> _EXERCISE OBJECTIVE_
The records below must be retyped exactly.

> _TASK DATA_
○ ○ ○

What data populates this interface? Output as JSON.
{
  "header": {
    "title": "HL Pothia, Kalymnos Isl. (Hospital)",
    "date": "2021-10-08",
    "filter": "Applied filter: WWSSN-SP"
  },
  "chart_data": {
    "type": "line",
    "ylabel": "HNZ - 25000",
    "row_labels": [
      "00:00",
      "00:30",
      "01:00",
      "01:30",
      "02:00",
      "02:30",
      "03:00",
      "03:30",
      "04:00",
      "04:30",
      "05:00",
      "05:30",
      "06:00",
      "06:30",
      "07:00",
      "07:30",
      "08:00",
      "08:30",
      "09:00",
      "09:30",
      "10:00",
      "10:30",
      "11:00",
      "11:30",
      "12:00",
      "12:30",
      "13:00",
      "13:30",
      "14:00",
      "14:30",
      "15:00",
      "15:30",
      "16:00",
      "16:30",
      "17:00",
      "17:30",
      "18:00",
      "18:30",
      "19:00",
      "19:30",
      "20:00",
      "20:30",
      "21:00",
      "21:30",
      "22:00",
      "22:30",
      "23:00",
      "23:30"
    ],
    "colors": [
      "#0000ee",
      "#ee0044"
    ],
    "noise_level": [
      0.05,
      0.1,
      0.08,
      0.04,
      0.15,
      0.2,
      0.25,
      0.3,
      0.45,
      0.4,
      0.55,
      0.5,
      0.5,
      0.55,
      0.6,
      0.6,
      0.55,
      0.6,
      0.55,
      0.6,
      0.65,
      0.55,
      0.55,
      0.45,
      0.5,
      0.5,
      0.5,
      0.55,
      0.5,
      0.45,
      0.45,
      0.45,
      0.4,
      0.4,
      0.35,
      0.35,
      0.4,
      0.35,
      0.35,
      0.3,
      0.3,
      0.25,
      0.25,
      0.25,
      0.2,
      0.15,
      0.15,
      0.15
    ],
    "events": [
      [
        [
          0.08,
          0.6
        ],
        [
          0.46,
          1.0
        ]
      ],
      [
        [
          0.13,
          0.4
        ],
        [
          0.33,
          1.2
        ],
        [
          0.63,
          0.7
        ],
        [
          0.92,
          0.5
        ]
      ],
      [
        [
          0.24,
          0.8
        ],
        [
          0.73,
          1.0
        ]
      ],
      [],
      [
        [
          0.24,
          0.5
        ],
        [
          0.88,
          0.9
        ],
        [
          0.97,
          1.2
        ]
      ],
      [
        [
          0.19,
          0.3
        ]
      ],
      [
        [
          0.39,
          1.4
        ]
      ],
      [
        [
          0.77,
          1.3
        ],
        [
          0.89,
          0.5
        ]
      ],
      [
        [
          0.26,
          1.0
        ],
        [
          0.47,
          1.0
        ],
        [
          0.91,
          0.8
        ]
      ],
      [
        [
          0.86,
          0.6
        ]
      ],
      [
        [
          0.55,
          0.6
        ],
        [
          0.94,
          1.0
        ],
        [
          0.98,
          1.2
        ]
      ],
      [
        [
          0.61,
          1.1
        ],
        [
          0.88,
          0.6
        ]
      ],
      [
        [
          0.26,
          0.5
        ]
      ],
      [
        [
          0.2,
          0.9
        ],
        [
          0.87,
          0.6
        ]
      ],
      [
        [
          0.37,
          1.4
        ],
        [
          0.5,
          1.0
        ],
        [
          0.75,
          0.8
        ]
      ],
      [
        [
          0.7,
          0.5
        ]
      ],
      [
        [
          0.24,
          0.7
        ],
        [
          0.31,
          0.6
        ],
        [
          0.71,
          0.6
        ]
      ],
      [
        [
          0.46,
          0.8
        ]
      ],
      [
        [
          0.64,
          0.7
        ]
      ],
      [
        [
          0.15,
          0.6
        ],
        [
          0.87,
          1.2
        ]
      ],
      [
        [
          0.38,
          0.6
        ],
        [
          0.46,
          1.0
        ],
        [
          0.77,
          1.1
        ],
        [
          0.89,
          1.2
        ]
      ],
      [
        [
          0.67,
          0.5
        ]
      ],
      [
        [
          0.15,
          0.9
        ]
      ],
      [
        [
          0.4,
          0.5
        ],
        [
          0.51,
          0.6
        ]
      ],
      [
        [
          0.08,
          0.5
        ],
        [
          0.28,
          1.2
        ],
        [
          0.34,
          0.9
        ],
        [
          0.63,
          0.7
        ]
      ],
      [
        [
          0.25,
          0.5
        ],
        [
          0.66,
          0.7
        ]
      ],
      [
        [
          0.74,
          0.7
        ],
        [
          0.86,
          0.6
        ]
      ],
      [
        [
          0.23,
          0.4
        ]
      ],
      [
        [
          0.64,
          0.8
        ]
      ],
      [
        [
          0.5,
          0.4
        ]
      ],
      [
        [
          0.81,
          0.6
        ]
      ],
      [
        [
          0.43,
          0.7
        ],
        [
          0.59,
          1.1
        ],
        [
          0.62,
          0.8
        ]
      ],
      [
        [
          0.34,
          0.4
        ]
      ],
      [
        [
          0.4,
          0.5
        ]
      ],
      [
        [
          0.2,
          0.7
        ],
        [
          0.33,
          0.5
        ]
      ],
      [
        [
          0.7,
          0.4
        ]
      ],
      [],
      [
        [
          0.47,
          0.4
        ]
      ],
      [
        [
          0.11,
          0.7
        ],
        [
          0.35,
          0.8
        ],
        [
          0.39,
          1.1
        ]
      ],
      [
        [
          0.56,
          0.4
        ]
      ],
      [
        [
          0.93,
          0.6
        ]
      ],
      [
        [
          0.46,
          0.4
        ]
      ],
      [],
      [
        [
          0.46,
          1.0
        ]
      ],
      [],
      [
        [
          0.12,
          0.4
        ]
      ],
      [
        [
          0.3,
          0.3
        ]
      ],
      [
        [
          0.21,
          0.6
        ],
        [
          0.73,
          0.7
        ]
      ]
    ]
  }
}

○ ○ ○

> _RESULT_
What data populates this interface? Output as JSON.
{
  "header": {
    "title": "HL Pothia, Kalymnos Isl. (Hospital)",
    "date": "2021-10-08",
    "filter": "Applied filter: WWSSN-SP"
  },
  "chart_data": {
    "type": "line",
    "ylabel": "HNZ - 25000",
    "row_labels": [
      "00:00",
      "00:30",
      "01:00",
      "01:30",
      "02:00",
      "02:30",
      "03:00",
      "03:30",
      "04:00",
      "04:30",
      "05:00",
      "05:30",
      "06:00",
      "06:30",
      "07:00",
      "07:30",
      "08:00",
      "08:30",
      "09:00",
      "09:30",
      "10:00",
      "10:30",
      "11:00",
      "11:30",
      "12:00",
      "12:30",
      "13:00",
      "13:30",
      "14:00",
      "14:30",
      "15:00",
      "15:30",
      "16:00",
      "16:30",
      "17:00",
      "17:30",
      "18:00",
      "18:30",
      "19:00",
      "19:30",
      "20:00",
      "20:30",
      "21:00",
      "21:30",
      "22:00",
      "22:30",
      "23:00",
      "23:30"
    ],
    "colors": [
      "#0000ee",
      "#ee0044"
    ],
    "noise_level": [
      0.05,
      0.1,
      0.08,
      0.04,
      0.15,
      0.2,
      0.25,
      0.3,
      0.45,
      0.4,
      0.55,
      0.5,
      0.5,
      0.55,
      0.6,
      0.6,
      0.55,
      0.6,
      0.55,
      0.6,
      0.65,
      0.55,
      0.55,
      0.45,
      0.5,
      0.5,
      0.5,
      0.55,
      0.5,
      0.45,
      0.45,
      0.45,
      0.4,
      0.4,
      0.35,
      0.35,
      0.4,
      0.35,
      0.35,
      0.3,
      0.3,
      0.25,
      0.25,
      0.25,
      0.2,
      0.15,
      0.15,
      0.15
    ],
    "events": [
      [
        [
          0.08,
          0.6
        ],
        [
          0.46,
          1.0
        ]
      ],
      [
        [
          0.13,
          0.4
        ],
        [
          0.33,
          1.2
        ],
        [
          0.63,
          0.7
        ],
        [
          0.92,
          0.5
        ]
      ],
      [
        [
          0.24,
          0.8
        ],
        [
          0.73,
          1.0
        ]
      ],
      [],
      [
        [
          0.24,
          0.5
        ],
        [
          0.88,
          0.9
        ],
        [
          0.97,
          1.2
        ]
      ],
      [
        [
          0.19,
          0.3
        ]
      ],
      [
        [
          0.39,
          1.4
        ]
      ],
      [
        [
          0.77,
          1.3
        ],
        [
          0.89,
          0.5
        ]
      ],
      [
        [
          0.26,
          1.0
        ],
        [
          0.47,
          1.0
        ],
        [
          0.91,
          0.8
        ]
      ],
      [
        [
          0.86,
          0.6
        ]
      ],
      [
        [
          0.55,
          0.6
        ],
        [
          0.94,
          1.0
        ],
        [
          0.98,
          1.2
        ]
      ],
      [
        [
          0.61,
          1.1
        ],
        [
          0.88,
          0.6
        ]
      ],
      [
        [
          0.26,
          0.5
        ]
      ],
      [
        [
          0.2,
          0.9
        ],
        [
          0.87,
          0.6
        ]
      ],
      [
        [
          0.37,
          1.4
        ],
        [
          0.5,
          1.0
        ],
        [
          0.75,
          0.8
        ]
      ],
      [
        [
          0.7,
          0.5
        ]
      ],
      [
        [
          0.24,
          0.7
        ],
        [
          0.31,
          0.6
        ],
        [
          0.71,
          0.6
        ]
      ],
      [
        [
          0.46,
          0.8
        ]
      ],
      [
        [
          0.64,
          0.7
        ]
      ],
      [
        [
          0.15,
          0.6
        ],
        [
          0.87,
          1.2
        ]
      ],
      [
        [
          0.38,
          0.6
        ],
        [
          0.46,
          1.0
        ],
        [
          0.77,
          1.1
        ],
        [
          0.89,
          1.2
        ]
      ],
      [
        [
          0.67,
          0.5
        ]
      ],
      [
        [
          0.15,
          0.9
        ]
      ],
      [
        [
          0.4,
          0.5
        ],
        [
          0.51,
          0.6
        ]
      ],
      [
        [
          0.08,
          0.5
        ],
        [
          0.28,
          1.2
        ],
        [
          0.34,
          0.9
        ],
        [
          0.63,
          0.7
        ]
      ],
      [
        [
          0.25,
          0.5
        ],
        [
          0.66,
          0.7
        ]
      ],
      [
        [
          0.74,
          0.7
        ],
        [
          0.86,
          0.6
        ]
      ],
      [
        [
          0.23,
          0.4
        ]
      ],
      [
        [
          0.64,
          0.8
        ]
      ],
      [
        [
          0.5,
          0.4
        ]
      ],
      [
        [
          0.81,
          0.6
        ]
      ],
      [
        [
          0.43,
          0.7
        ],
        [
          0.59,
          1.1
        ],
        [
          0.62,
          0.8
        ]
      ],
      [
        [
          0.34,
          0.4
        ]
      ],
      [
        [
          0.4,
          0.5
        ]
      ],
      [
        [
          0.2,
          0.7
        ],
        [
          0.33,
          0.5
        ]
      ],
      [
        [
          0.7,
          0.4
        ]
      ],
      [],
      [
        [
          0.47,
          0.4
        ]
      ],
      [
        [
          0.11,
          0.7
        ],
        [
          0.35,
          0.8
        ],
        [
          0.39,
          1.1
        ]
      ],
      [
        [
          0.56,
          0.4
        ]
      ],
      [
        [
          0.93,
          0.6
        ]
      ],
      [
        [
          0.46,
          0.4
        ]
      ],
      [],
      [
        [
          0.46,
          1.0
        ]
      ],
      [],
      [
        [
          0.12,
          0.4
        ]
      ],
      [
        [
          0.3,
          0.3
        ]
      ],
      [
        [
          0.21,
          0.6
        ],
        [
          0.73,
          0.7
        ]
      ]
    ]
  }
}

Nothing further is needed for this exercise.